SET TASK> Reproduce all lines of the listing below in which the word "this" occurs.

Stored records
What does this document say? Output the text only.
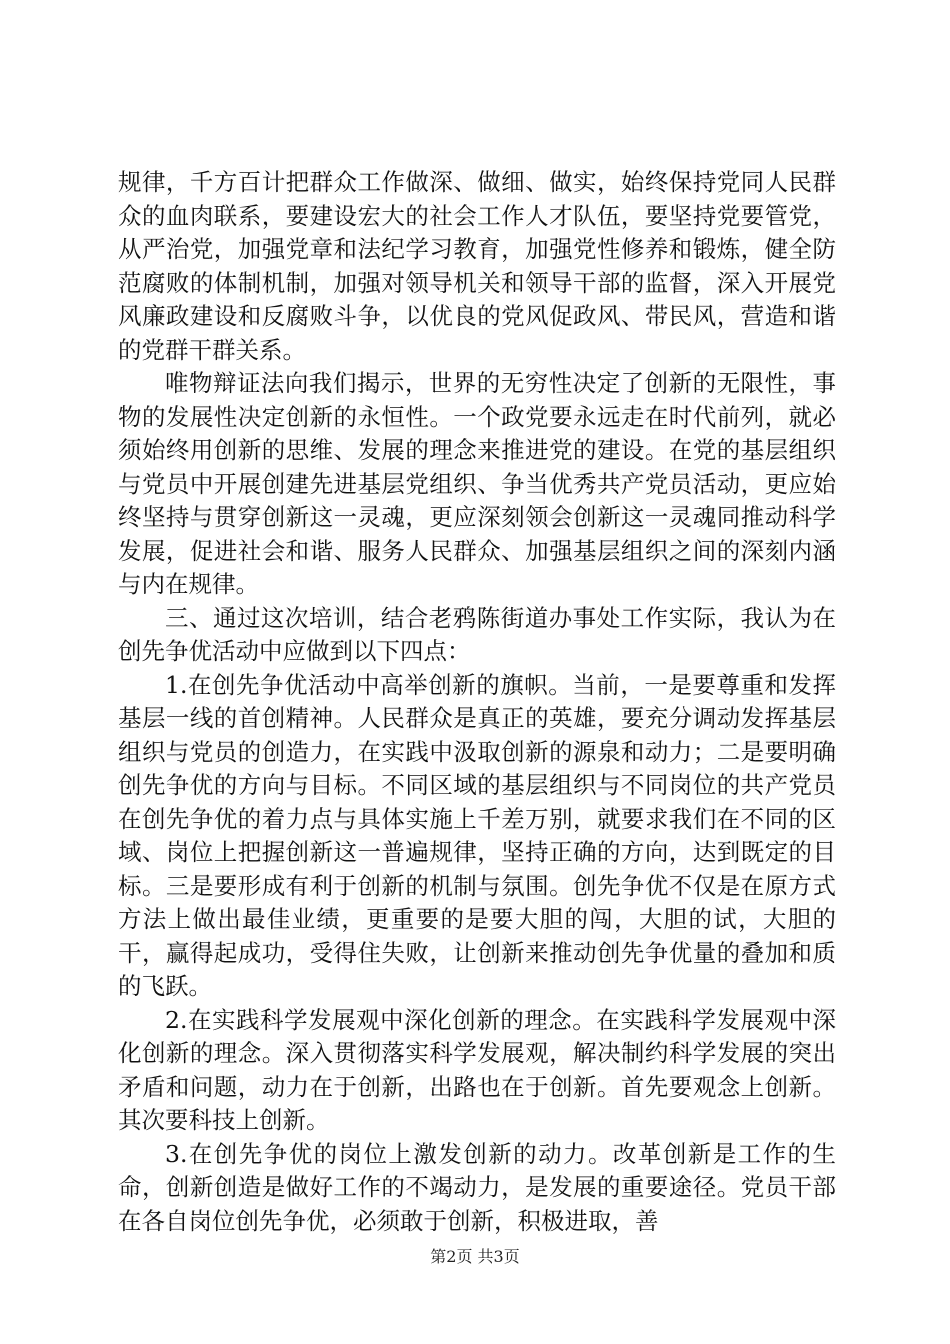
规律，千方百计把群众工作做深、做细、做实，始终保持党同人民群众的血肉联系，要建设宏大的社会工作人才队伍，要坚持党要管党，从严治党，加强党章和法纪学习教育，加强党性修养和锻炼，健全防范腐败的体制机制，加强对领导机关和领导干部的监督，深入开展党风廉政建设和反腐败斗争，以优良的党风促政风、带民风，营造和谐的党群干群关系。

唯物辩证法向我们揭示，世界的无穷性决定了创新的无限性，事物的发展性决定创新的永恒性。一个政党要永远走在时代前列，就必须始终用创新的思维、发展的理念来推进党的建设。在党的基层组织与党员中开展创建先进基层党组织、争当优秀共产党员活动，更应始终坚持与贯穿创新这一灵魂，更应深刻领会创新这一灵魂同推动科学发展，促进社会和谐、服务人民群众、加强基层组织之间的深刻内涵与内在规律。

三、通过这次培训，结合老鸦陈街道办事处工作实际，我认为在创先争优活动中应做到以下四点：

1.在创先争优活动中高举创新的旗帜。当前，一是要尊重和发挥基层一线的首创精神。人民群众是真正的英雄，要充分调动发挥基层组织与党员的创造力，在实践中汲取创新的源泉和动力；二是要明确创先争优的方向与目标。不同区域的基层组织与不同岗位的共产党员在创先争优的着力点与具体实施上千差万别，就要求我们在不同的区域、岗位上把握创新这一普遍规律，坚持正确的方向，达到既定的目标。三是要形成有利于创新的机制与氛围。创先争优不仅是在原方式方法上做出最佳业绩，更重要的是要大胆的闯，大胆的试，大胆的干，赢得起成功，受得住失败，让创新来推动创先争优量的叠加和质的飞跃。

2.在实践科学发展观中深化创新的理念。在实践科学发展观中深化创新的理念。深入贯彻落实科学发展观，解决制约科学发展的突出矛盾和问题，动力在于创新，出路也在于创新。首先要观念上创新。其次要科技上创新。

3.在创先争优的岗位上激发创新的动力。改革创新是工作的生命，创新创造是做好工作的不竭动力，是发展的重要途径。党员干部在各自岗位创先争优，必须敢于创新，积极进取，善

第2页 共3页
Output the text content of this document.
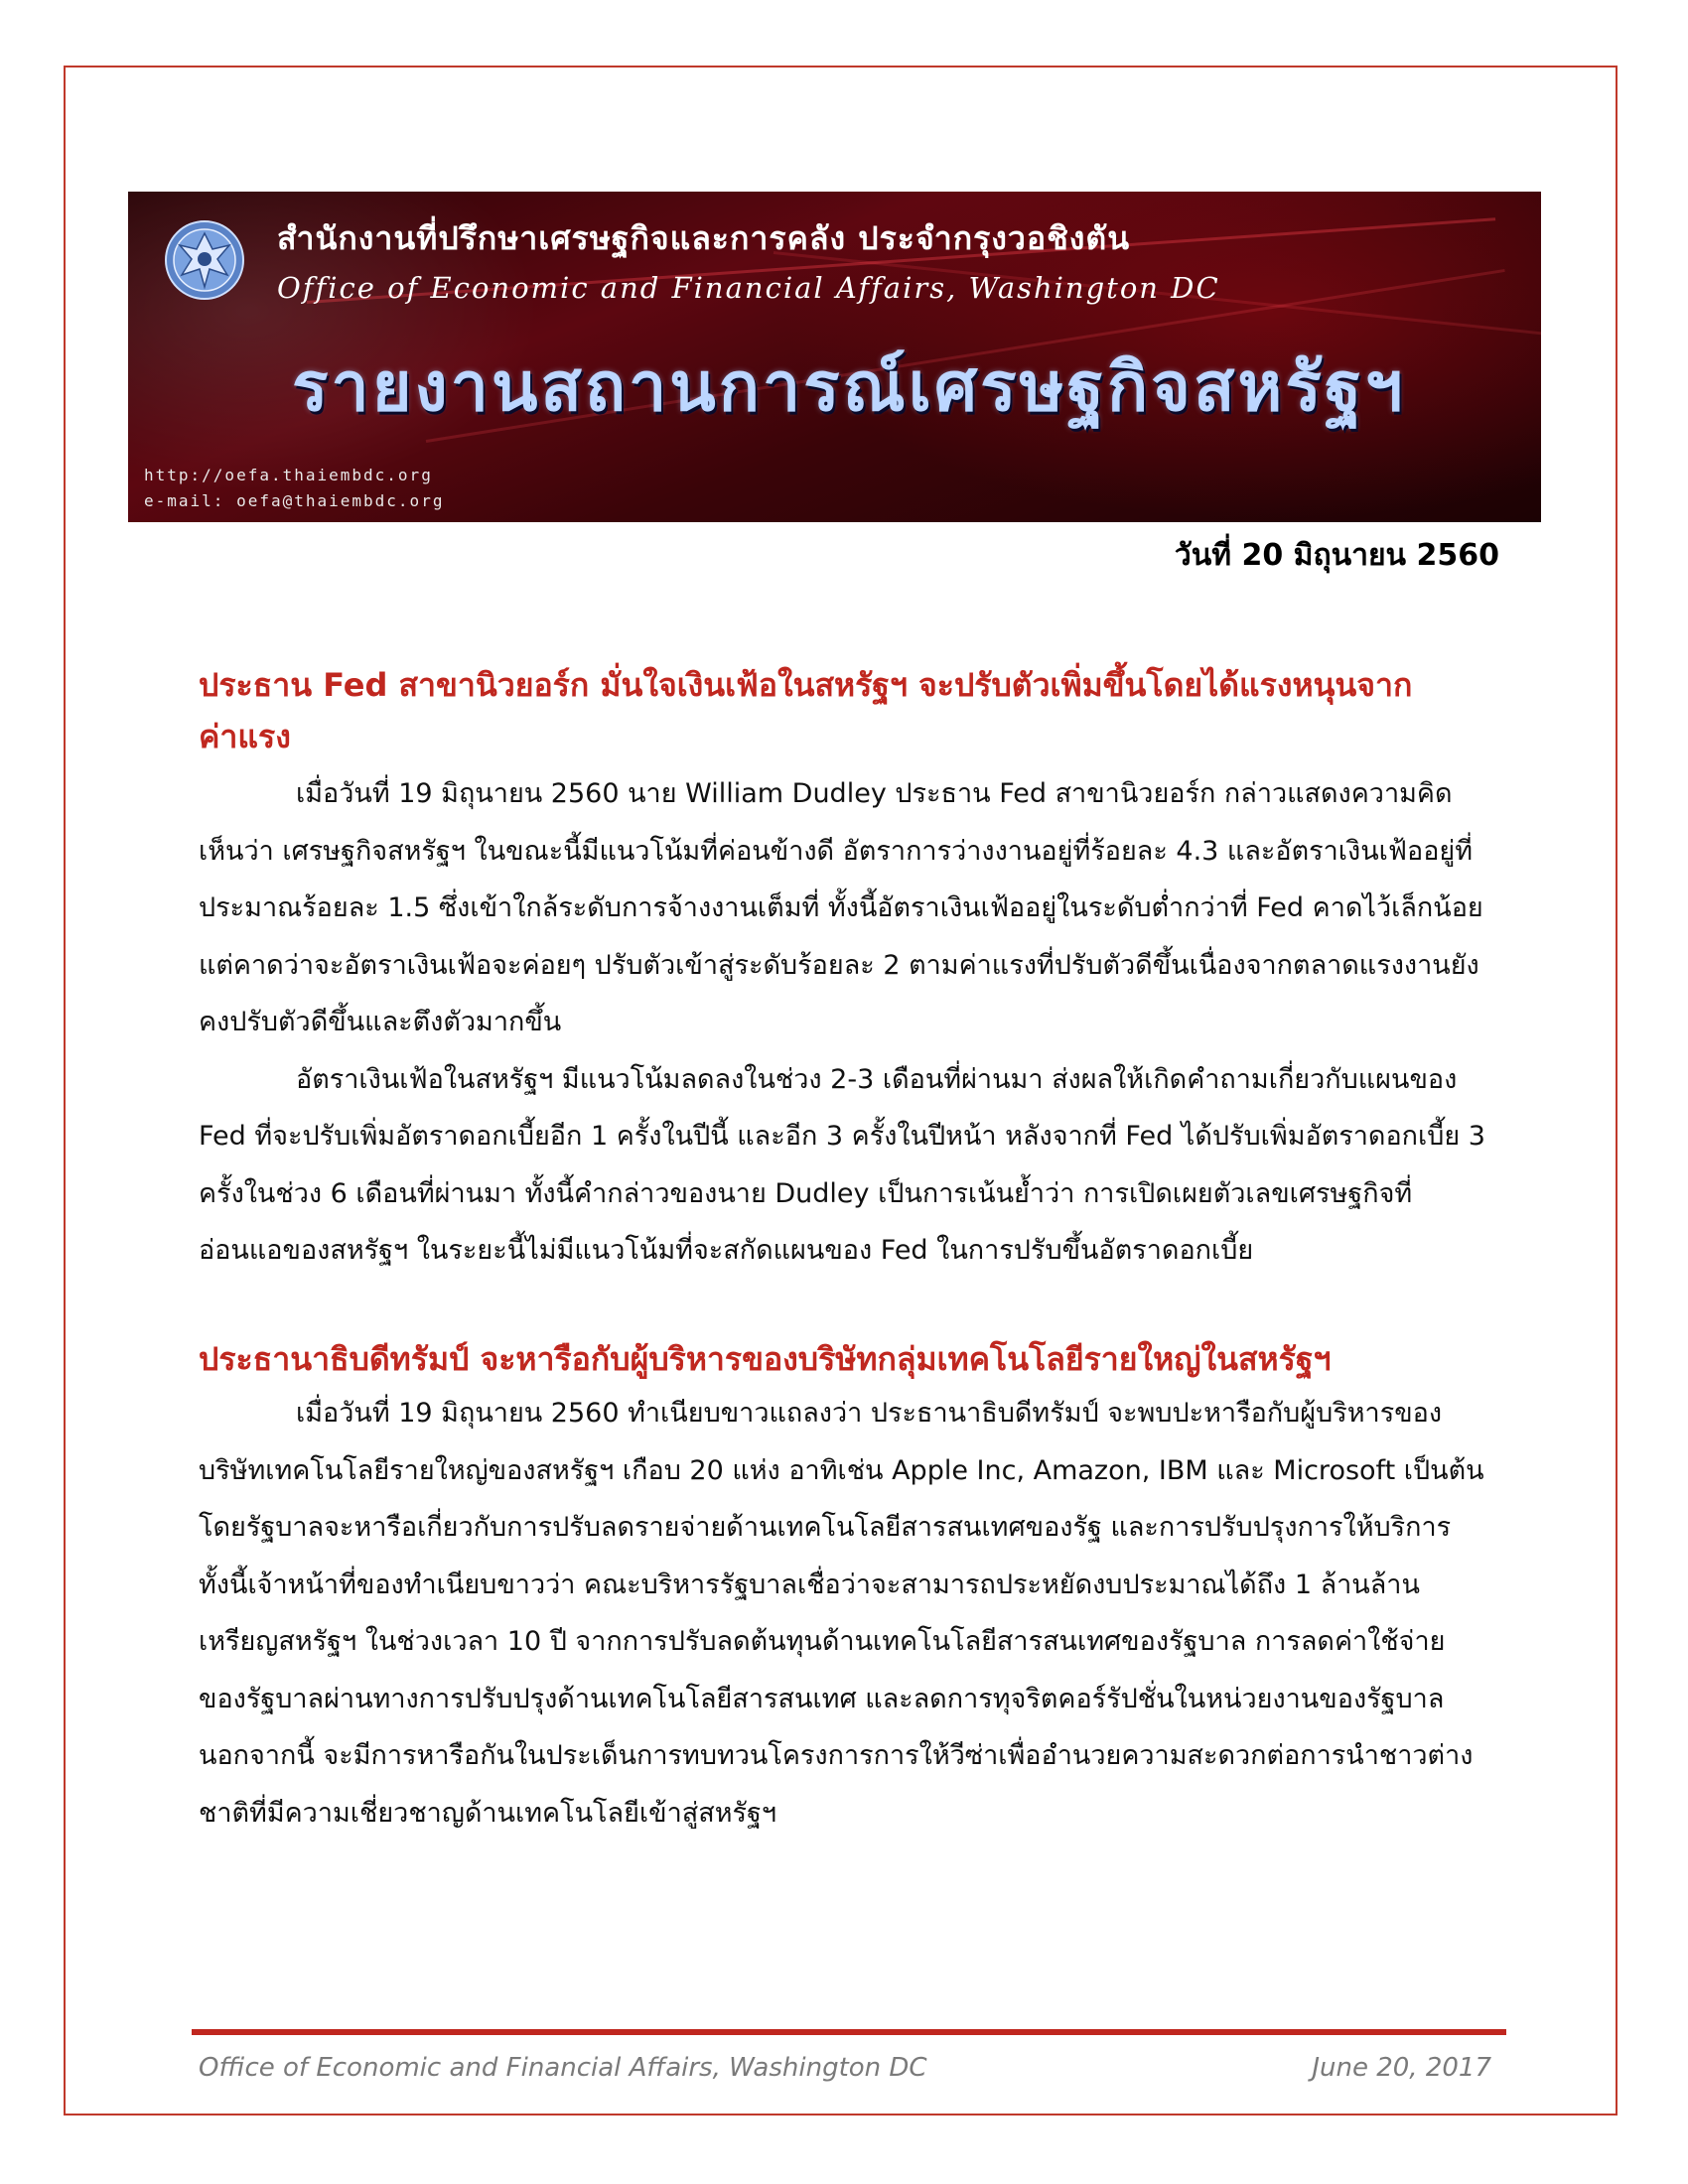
สำนักงานที่ปรึกษาเศรษฐกิจและการคลัง ประจำกรุงวอชิงตัน
Office of Economic and Financial Affairs, Washington DC
รายงานสถานการณ์เศรษฐกิจสหรัฐฯ
http://oefa.thaiembdc.org
e-mail: oefa@thaiembdc.org
วันที่ 20 มิถุนายน 2560
ประธาน Fed สาขานิวยอร์ก มั่นใจเงินเฟ้อในสหรัฐฯ จะปรับตัวเพิ่มขึ้นโดยได้แรงหนุนจากค่าแรง

เมื่อวันที่ 19 มิถุนายน 2560 นาย William Dudley ประธาน Fed สาขานิวยอร์ก กล่าวแสดงความคิดเห็นว่า เศรษฐกิจสหรัฐฯ ในขณะนี้มีแนวโน้มที่ค่อนข้างดี อัตราการว่างงานอยู่ที่ร้อยละ 4.3 และอัตราเงินเฟ้ออยู่ที่ประมาณร้อยละ 1.5 ซึ่งเข้าใกล้ระดับการจ้างงานเต็มที่ ทั้งนี้อัตราเงินเฟ้ออยู่ในระดับต่ำกว่าที่ Fed คาดไว้เล็กน้อย แต่คาดว่าจะอัตราเงินเฟ้อจะค่อยๆ ปรับตัวเข้าสู่ระดับร้อยละ 2 ตามค่าแรงที่ปรับตัวดีขึ้นเนื่องจากตลาดแรงงานยังคงปรับตัวดีขึ้นและตึงตัวมากขึ้น

อัตราเงินเฟ้อในสหรัฐฯ มีแนวโน้มลดลงในช่วง 2-3 เดือนที่ผ่านมา ส่งผลให้เกิดคำถามเกี่ยวกับแผนของ Fed ที่จะปรับเพิ่มอัตราดอกเบี้ยอีก 1 ครั้งในปีนี้ และอีก 3 ครั้งในปีหน้า หลังจากที่ Fed ได้ปรับเพิ่มอัตราดอกเบี้ย 3 ครั้งในช่วง 6 เดือนที่ผ่านมา ทั้งนี้คำกล่าวของนาย Dudley เป็นการเน้นย้ำว่า การเปิดเผยตัวเลขเศรษฐกิจที่อ่อนแอของสหรัฐฯ ในระยะนี้ไม่มีแนวโน้มที่จะสกัดแผนของ Fed ในการปรับขึ้นอัตราดอกเบี้ย

ประธานาธิบดีทรัมป์ จะหารือกับผู้บริหารของบริษัทกลุ่มเทคโนโลยีรายใหญ่ในสหรัฐฯ

เมื่อวันที่ 19 มิถุนายน 2560 ทำเนียบขาวแถลงว่า ประธานาธิบดีทรัมป์ จะพบปะหารือกับผู้บริหารของบริษัทเทคโนโลยีรายใหญ่ของสหรัฐฯ เกือบ 20 แห่ง อาทิเช่น Apple Inc, Amazon, IBM และ Microsoft เป็นต้น โดยรัฐบาลจะหารือเกี่ยวกับการปรับลดรายจ่ายด้านเทคโนโลยีสารสนเทศของรัฐ และการปรับปรุงการให้บริการ ทั้งนี้เจ้าหน้าที่ของทำเนียบขาวว่า คณะบริหารรัฐบาลเชื่อว่าจะสามารถประหยัดงบประมาณได้ถึง 1 ล้านล้านเหรียญสหรัฐฯ ในช่วงเวลา 10 ปี จากการปรับลดต้นทุนด้านเทคโนโลยีสารสนเทศของรัฐบาล การลดค่าใช้จ่ายของรัฐบาลผ่านทางการปรับปรุงด้านเทคโนโลยีสารสนเทศ และลดการทุจริตคอร์รัปชั่นในหน่วยงานของรัฐบาล นอกจากนี้ จะมีการหารือกันในประเด็นการทบทวนโครงการการให้วีซ่าเพื่ออำนวยความสะดวกต่อการนำชาวต่างชาติที่มีความเชี่ยวชาญด้านเทคโนโลยีเข้าสู่สหรัฐฯ

Office of Economic and Financial Affairs, Washington DC	June 20, 2017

THE REPLY>
What does this document say? Output the text only.
Output the text content of this document.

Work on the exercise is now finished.